__Short problem__: The records that follow need to be output exactly as they are.

----

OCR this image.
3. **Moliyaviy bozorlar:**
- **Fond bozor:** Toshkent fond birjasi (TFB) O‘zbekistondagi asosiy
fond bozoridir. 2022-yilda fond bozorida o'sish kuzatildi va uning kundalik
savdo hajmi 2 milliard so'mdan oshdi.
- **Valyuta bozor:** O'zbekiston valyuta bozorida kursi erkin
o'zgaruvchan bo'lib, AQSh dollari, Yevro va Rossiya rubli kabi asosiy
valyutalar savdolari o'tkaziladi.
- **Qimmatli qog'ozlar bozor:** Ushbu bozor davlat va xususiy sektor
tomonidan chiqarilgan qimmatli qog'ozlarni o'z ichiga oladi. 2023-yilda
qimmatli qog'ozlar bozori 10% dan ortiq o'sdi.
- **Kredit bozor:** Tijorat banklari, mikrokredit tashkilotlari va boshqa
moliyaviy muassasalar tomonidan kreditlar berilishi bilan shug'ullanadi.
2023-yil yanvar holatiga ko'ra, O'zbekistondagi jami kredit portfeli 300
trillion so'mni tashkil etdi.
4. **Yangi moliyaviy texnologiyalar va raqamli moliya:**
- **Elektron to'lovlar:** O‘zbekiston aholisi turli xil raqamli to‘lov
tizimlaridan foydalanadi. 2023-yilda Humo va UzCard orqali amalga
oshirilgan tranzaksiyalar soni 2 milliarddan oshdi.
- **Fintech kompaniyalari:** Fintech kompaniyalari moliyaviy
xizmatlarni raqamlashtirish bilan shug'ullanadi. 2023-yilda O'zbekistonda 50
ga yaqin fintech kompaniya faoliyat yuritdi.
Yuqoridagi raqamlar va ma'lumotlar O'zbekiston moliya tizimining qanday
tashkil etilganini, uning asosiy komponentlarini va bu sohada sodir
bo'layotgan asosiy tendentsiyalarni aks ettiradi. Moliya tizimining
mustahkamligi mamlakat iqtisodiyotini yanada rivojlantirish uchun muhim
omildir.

----

__Output of the exercise__:
OCR this image.
3. **Moliyaviy bozorlar:**
- **Fond bozor:** Toshkent fond birjasi (TFB) O‘zbekistondagi asosiy
fond bozoridir. 2022-yilda fond bozorida o'sish kuzatildi va uning kundalik
savdo hajmi 2 milliard so'mdan oshdi.
- **Valyuta bozor:** O'zbekiston valyuta bozorida kursi erkin
o'zgaruvchan bo'lib, AQSh dollari, Yevro va Rossiya rubli kabi asosiy
valyutalar savdolari o'tkaziladi.
- **Qimmatli qog'ozlar bozor:** Ushbu bozor davlat va xususiy sektor
tomonidan chiqarilgan qimmatli qog'ozlarni o'z ichiga oladi. 2023-yilda
qimmatli qog'ozlar bozori 10% dan ortiq o'sdi.
- **Kredit bozor:** Tijorat banklari, mikrokredit tashkilotlari va boshqa
moliyaviy muassasalar tomonidan kreditlar berilishi bilan shug'ullanadi.
2023-yil yanvar holatiga ko'ra, O'zbekistondagi jami kredit portfeli 300
trillion so'mni tashkil etdi.
4. **Yangi moliyaviy texnologiyalar va raqamli moliya:**
- **Elektron to'lovlar:** O‘zbekiston aholisi turli xil raqamli to‘lov
tizimlaridan foydalanadi. 2023-yilda Humo va UzCard orqali amalga
oshirilgan tranzaksiyalar soni 2 milliarddan oshdi.
- **Fintech kompaniyalari:** Fintech kompaniyalari moliyaviy
xizmatlarni raqamlashtirish bilan shug'ullanadi. 2023-yilda O'zbekistonda 50
ga yaqin fintech kompaniya faoliyat yuritdi.
Yuqoridagi raqamlar va ma'lumotlar O'zbekiston moliya tizimining qanday
tashkil etilganini, uning asosiy komponentlarini va bu sohada sodir
bo'layotgan asosiy tendentsiyalarni aks ettiradi. Moliya tizimining
mustahkamligi mamlakat iqtisodiyotini yanada rivojlantirish uchun muhim
omildir.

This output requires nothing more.